Task goal: In the data below, find each line containing the string "транспортные" and return it.

Dataset entries:
"""
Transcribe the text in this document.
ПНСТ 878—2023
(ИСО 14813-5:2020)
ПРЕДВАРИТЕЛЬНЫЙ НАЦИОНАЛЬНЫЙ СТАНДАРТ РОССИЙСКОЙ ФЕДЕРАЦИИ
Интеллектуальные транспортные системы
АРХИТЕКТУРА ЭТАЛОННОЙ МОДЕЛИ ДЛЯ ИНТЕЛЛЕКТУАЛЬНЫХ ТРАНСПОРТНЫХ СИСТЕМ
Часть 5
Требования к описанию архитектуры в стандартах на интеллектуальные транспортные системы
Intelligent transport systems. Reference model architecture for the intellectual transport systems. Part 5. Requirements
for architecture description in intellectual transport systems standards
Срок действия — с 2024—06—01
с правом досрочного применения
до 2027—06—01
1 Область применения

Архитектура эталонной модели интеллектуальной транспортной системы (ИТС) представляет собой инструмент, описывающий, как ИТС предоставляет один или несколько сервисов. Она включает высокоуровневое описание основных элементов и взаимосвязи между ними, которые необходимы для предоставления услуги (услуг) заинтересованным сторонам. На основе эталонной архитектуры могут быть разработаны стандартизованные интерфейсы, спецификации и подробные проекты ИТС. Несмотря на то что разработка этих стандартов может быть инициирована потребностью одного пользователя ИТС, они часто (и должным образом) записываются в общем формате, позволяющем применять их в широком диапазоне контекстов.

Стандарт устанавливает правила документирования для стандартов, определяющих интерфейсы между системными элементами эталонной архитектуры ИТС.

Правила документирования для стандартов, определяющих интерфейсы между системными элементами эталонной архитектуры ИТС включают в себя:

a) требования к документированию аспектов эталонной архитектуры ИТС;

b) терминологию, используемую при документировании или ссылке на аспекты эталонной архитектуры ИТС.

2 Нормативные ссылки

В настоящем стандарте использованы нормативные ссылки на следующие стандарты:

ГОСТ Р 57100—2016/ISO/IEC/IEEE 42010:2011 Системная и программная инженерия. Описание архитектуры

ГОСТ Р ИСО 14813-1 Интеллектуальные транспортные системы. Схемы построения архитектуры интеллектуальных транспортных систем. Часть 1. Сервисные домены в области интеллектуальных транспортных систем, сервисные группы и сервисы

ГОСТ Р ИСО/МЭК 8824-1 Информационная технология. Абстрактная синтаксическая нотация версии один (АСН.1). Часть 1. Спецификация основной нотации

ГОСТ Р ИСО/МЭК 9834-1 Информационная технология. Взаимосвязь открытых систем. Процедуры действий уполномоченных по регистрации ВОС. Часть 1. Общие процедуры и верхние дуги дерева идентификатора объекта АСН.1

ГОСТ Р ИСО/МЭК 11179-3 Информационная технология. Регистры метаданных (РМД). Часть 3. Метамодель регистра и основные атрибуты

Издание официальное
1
"""
Reply to the exercise:
Интеллектуальные транспортные системы
Требования к описанию архитектуры в стандартах на интеллектуальные транспортные системы
ГОСТ Р ИСО 14813-1 Интеллектуальные транспортные системы. Схемы построения архитектуры интеллектуальных транспортных систем. Часть 1. Сервисные домены в области интеллектуальных транспортных систем, сервисные группы и сервисы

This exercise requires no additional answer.